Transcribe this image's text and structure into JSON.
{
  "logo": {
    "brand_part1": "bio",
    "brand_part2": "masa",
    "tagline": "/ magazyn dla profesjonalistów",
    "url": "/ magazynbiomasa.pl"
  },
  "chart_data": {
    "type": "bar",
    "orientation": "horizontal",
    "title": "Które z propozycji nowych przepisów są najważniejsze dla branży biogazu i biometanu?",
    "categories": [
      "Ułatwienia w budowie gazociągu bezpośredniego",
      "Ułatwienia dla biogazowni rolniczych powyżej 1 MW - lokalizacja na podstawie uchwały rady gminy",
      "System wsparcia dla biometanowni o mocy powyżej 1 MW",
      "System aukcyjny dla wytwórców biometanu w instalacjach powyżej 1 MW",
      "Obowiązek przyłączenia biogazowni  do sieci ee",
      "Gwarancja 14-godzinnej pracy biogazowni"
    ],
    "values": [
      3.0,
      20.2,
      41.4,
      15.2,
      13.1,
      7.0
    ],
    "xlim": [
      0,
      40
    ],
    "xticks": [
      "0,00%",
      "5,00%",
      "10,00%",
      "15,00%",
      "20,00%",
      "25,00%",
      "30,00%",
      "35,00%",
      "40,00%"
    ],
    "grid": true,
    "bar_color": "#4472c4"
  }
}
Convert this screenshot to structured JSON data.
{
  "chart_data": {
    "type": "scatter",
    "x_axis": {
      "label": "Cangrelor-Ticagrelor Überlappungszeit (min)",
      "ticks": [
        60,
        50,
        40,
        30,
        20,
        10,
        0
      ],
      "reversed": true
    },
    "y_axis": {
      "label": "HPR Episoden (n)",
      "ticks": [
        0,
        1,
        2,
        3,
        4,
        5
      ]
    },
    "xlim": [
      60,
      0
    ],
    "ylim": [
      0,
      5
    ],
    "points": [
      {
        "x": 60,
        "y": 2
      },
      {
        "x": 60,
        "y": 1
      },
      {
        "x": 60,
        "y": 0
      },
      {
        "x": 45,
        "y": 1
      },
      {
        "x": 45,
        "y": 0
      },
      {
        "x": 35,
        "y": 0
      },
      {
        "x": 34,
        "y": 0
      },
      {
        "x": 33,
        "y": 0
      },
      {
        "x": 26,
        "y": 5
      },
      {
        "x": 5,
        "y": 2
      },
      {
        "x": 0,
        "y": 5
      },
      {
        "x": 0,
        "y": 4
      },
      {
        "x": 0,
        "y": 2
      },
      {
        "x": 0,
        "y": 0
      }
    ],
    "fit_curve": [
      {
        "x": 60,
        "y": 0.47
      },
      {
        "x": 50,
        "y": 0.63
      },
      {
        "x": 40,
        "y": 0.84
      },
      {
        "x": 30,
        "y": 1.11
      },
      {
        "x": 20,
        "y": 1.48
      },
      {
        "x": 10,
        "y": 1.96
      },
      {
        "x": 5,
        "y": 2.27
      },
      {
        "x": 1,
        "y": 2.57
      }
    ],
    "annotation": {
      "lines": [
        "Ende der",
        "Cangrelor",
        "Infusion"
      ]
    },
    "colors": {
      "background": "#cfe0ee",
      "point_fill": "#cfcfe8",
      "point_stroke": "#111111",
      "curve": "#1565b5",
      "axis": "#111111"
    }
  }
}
--------
* _Aim_
Could you reproduce every record above exactly as it appears?

* _Complete output_
Transcribe this image's text and structure into JSON.
{
  "logo": {
    "brand_part1": "bio",
    "brand_part2": "masa",
    "tagline": "/ magazyn dla profesjonalistów",
    "url": "/ magazynbiomasa.pl"
  },
  "chart_data": {
    "type": "bar",
    "orientation": "horizontal",
    "title": "Które z propozycji nowych przepisów są najważniejsze dla branży biogazu i biometanu?",
    "categories": [
      "Ułatwienia w budowie gazociągu bezpośredniego",
      "Ułatwienia dla biogazowni rolniczych powyżej 1 MW - lokalizacja na podstawie uchwały rady gminy",
      "System wsparcia dla biometanowni o mocy powyżej 1 MW",
      "System aukcyjny dla wytwórców biometanu w instalacjach powyżej 1 MW",
      "Obowiązek przyłączenia biogazowni  do sieci ee",
      "Gwarancja 14-godzinnej pracy biogazowni"
    ],
    "values": [
      3.0,
      20.2,
      41.4,
      15.2,
      13.1,
      7.0
    ],
    "xlim": [
      0,
      40
    ],
    "xticks": [
      "0,00%",
      "5,00%",
      "10,00%",
      "15,00%",
      "20,00%",
      "25,00%",
      "30,00%",
      "35,00%",
      "40,00%"
    ],
    "grid": true,
    "bar_color": "#4472c4"
  }
}
Convert this screenshot to structured JSON data.
{
  "chart_data": {
    "type": "scatter",
    "x_axis": {
      "label": "Cangrelor-Ticagrelor Überlappungszeit (min)",
      "ticks": [
        60,
        50,
        40,
        30,
        20,
        10,
        0
      ],
      "reversed": true
    },
    "y_axis": {
      "label": "HPR Episoden (n)",
      "ticks": [
        0,
        1,
        2,
        3,
        4,
        5
      ]
    },
    "xlim": [
      60,
      0
    ],
    "ylim": [
      0,
      5
    ],
    "points": [
      {
        "x": 60,
        "y": 2
      },
      {
        "x": 60,
        "y": 1
      },
      {
        "x": 60,
        "y": 0
      },
      {
        "x": 45,
        "y": 1
      },
      {
        "x": 45,
        "y": 0
      },
      {
        "x": 35,
        "y": 0
      },
      {
        "x": 34,
        "y": 0
      },
      {
        "x": 33,
        "y": 0
      },
      {
        "x": 26,
        "y": 5
      },
      {
        "x": 5,
        "y": 2
      },
      {
        "x": 0,
        "y": 5
      },
      {
        "x": 0,
        "y": 4
      },
      {
        "x": 0,
        "y": 2
      },
      {
        "x": 0,
        "y": 0
      }
    ],
    "fit_curve": [
      {
        "x": 60,
        "y": 0.47
      },
      {
        "x": 50,
        "y": 0.63
      },
      {
        "x": 40,
        "y": 0.84
      },
      {
        "x": 30,
        "y": 1.11
      },
      {
        "x": 20,
        "y": 1.48
      },
      {
        "x": 10,
        "y": 1.96
      },
      {
        "x": 5,
        "y": 2.27
      },
      {
        "x": 1,
        "y": 2.57
      }
    ],
    "annotation": {
      "lines": [
        "Ende der",
        "Cangrelor",
        "Infusion"
      ]
    },
    "colors": {
      "background": "#cfe0ee",
      "point_fill": "#cfcfe8",
      "point_stroke": "#111111",
      "curve": "#1565b5",
      "axis": "#111111"
    }
  }
}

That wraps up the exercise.